Task instructions: Take the line containing "Read all visible content and emit it as JSON." and all lines after it, through the end of the material, and repeat them exactly, pictures left out.

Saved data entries

# # # # # # #

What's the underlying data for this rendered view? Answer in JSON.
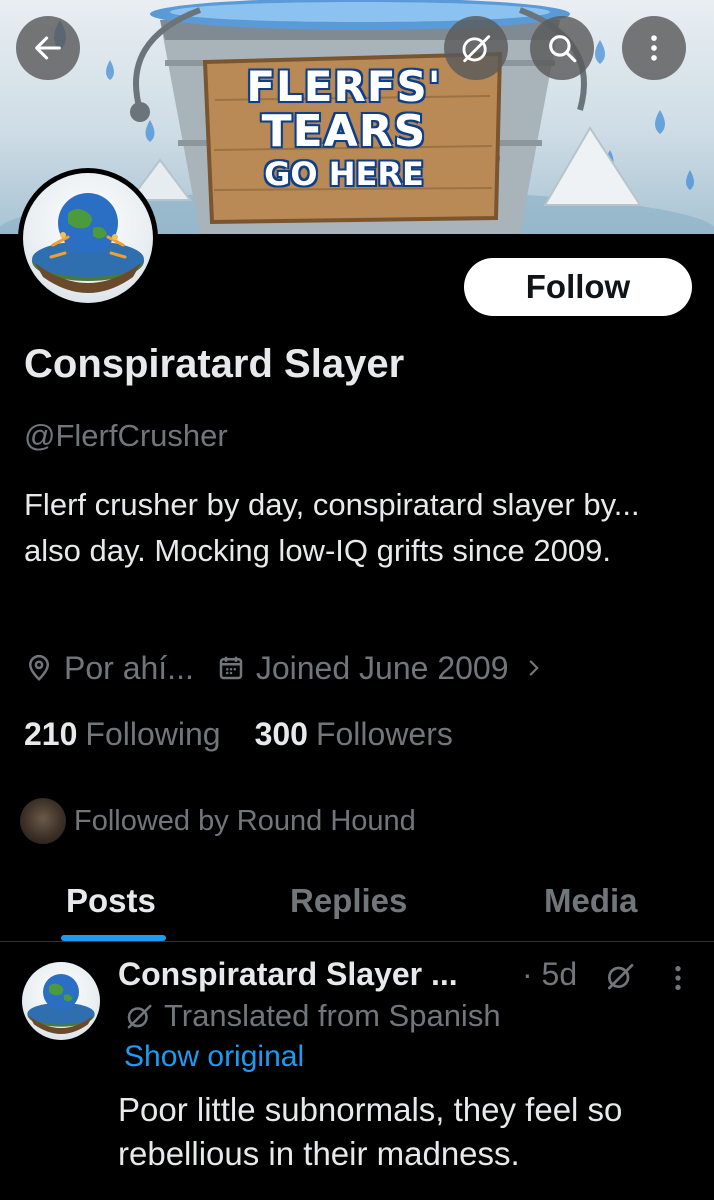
{
  "banner": {
    "sign_line1": "FLERFS'",
    "sign_line2": "TEARS",
    "sign_line3": "GO HERE"
  },
  "header_buttons": {
    "back_icon": "arrow-left-icon",
    "grok_icon": "grok-icon",
    "search_icon": "search-icon",
    "more_icon": "more-vertical-icon"
  },
  "profile": {
    "follow_label": "Follow",
    "name": "Conspiratard Slayer",
    "handle": "@FlerfCrusher",
    "bio": "Flerf crusher by day, conspiratard slayer by... also day. Mocking low-IQ grifts since 2009.",
    "location": "Por ahí...",
    "joined": "Joined June 2009",
    "following_count": "210",
    "following_label": "Following",
    "followers_count": "300",
    "followers_label": "Followers",
    "followed_by": "Followed by Round Hound"
  },
  "tabs": [
    {
      "label": "Posts",
      "active": true
    },
    {
      "label": "Replies",
      "active": false
    },
    {
      "label": "Media",
      "active": false
    }
  ],
  "post": {
    "author": "Conspiratard Slayer ...",
    "time": "· 5d",
    "translated": "Translated from Spanish",
    "show_original": "Show original",
    "text": "Poor little subnormals, they feel so rebellious in their madness."
  },
  "colors": {
    "accent": "#1d9bf0",
    "muted": "#71767b",
    "text": "#e7e9ea",
    "background": "#000000"
  }
}
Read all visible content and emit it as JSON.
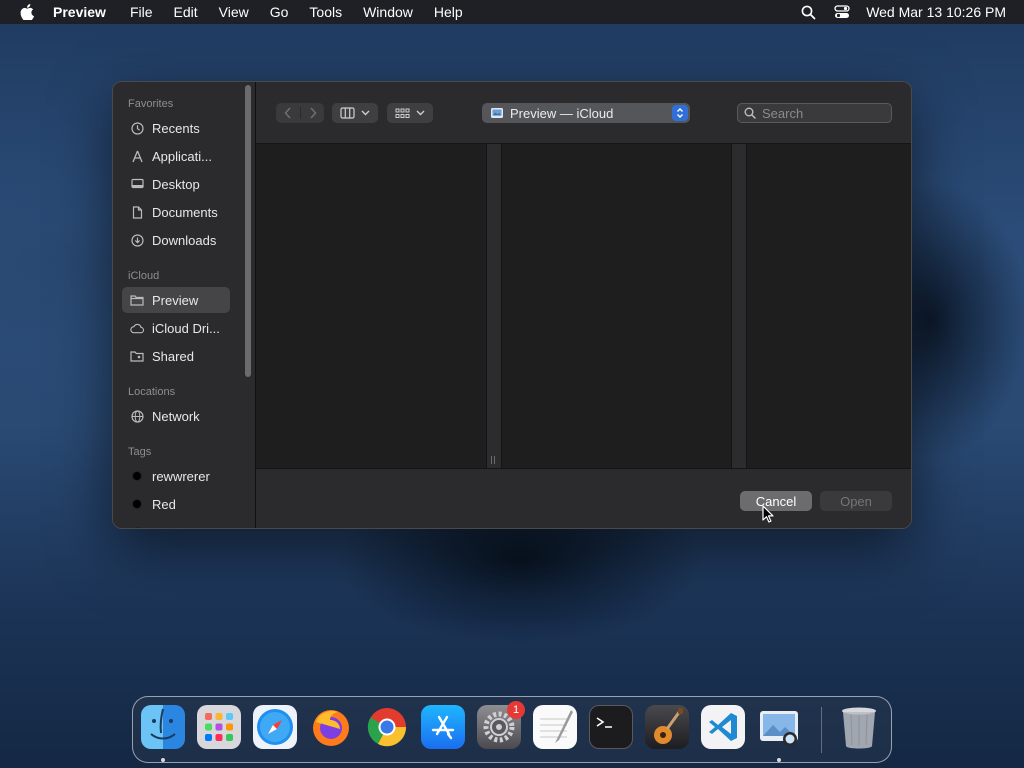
{
  "menubar": {
    "app_name": "Preview",
    "items": [
      "File",
      "Edit",
      "View",
      "Go",
      "Tools",
      "Window",
      "Help"
    ],
    "clock": "Wed Mar 13  10:26 PM",
    "icons": [
      "apple-icon",
      "spotlight-search-icon",
      "control-center-icon"
    ]
  },
  "dialog": {
    "sidebar": {
      "favorites_label": "Favorites",
      "favorites": [
        "Recents",
        "Applicati...",
        "Desktop",
        "Documents",
        "Downloads"
      ],
      "icloud_label": "iCloud",
      "icloud": [
        "Preview",
        "iCloud Dri...",
        "Shared"
      ],
      "locations_label": "Locations",
      "locations": [
        "Network"
      ],
      "tags_label": "Tags",
      "tags": [
        "rewwrerer",
        "Red"
      ]
    },
    "toolbar": {
      "location": "Preview — iCloud",
      "search_placeholder": "Search"
    },
    "footer": {
      "cancel_label": "Cancel",
      "open_label": "Open"
    }
  },
  "dock": {
    "apps": [
      "Finder",
      "Launchpad",
      "Safari",
      "Firefox",
      "Chrome",
      "App Store",
      "System Settings",
      "TextEdit",
      "Terminal",
      "GarageBand",
      "Visual Studio Code",
      "Preview",
      "Trash"
    ],
    "system_settings_badge": "1"
  },
  "colors": {
    "accent": "#2f6fd6",
    "badge": "#e53935"
  }
}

# # # # # # #

Expected output:
Read all visible content and emit it as JSON.
{
  "menubar": {
    "app_name": "Preview",
    "items": [
      "File",
      "Edit",
      "View",
      "Go",
      "Tools",
      "Window",
      "Help"
    ],
    "clock": "Wed Mar 13  10:26 PM",
    "icons": [
      "apple-icon",
      "spotlight-search-icon",
      "control-center-icon"
    ]
  },
  "dialog": {
    "sidebar": {
      "favorites_label": "Favorites",
      "favorites": [
        "Recents",
        "Applicati...",
        "Desktop",
        "Documents",
        "Downloads"
      ],
      "icloud_label": "iCloud",
      "icloud": [
        "Preview",
        "iCloud Dri...",
        "Shared"
      ],
      "locations_label": "Locations",
      "locations": [
        "Network"
      ],
      "tags_label": "Tags",
      "tags": [
        "rewwrerer",
        "Red"
      ]
    },
    "toolbar": {
      "location": "Preview — iCloud",
      "search_placeholder": "Search"
    },
    "footer": {
      "cancel_label": "Cancel",
      "open_label": "Open"
    }
  },
  "dock": {
    "apps": [
      "Finder",
      "Launchpad",
      "Safari",
      "Firefox",
      "Chrome",
      "App Store",
      "System Settings",
      "TextEdit",
      "Terminal",
      "GarageBand",
      "Visual Studio Code",
      "Preview",
      "Trash"
    ],
    "system_settings_badge": "1"
  },
  "colors": {
    "accent": "#2f6fd6",
    "badge": "#e53935"
  }
}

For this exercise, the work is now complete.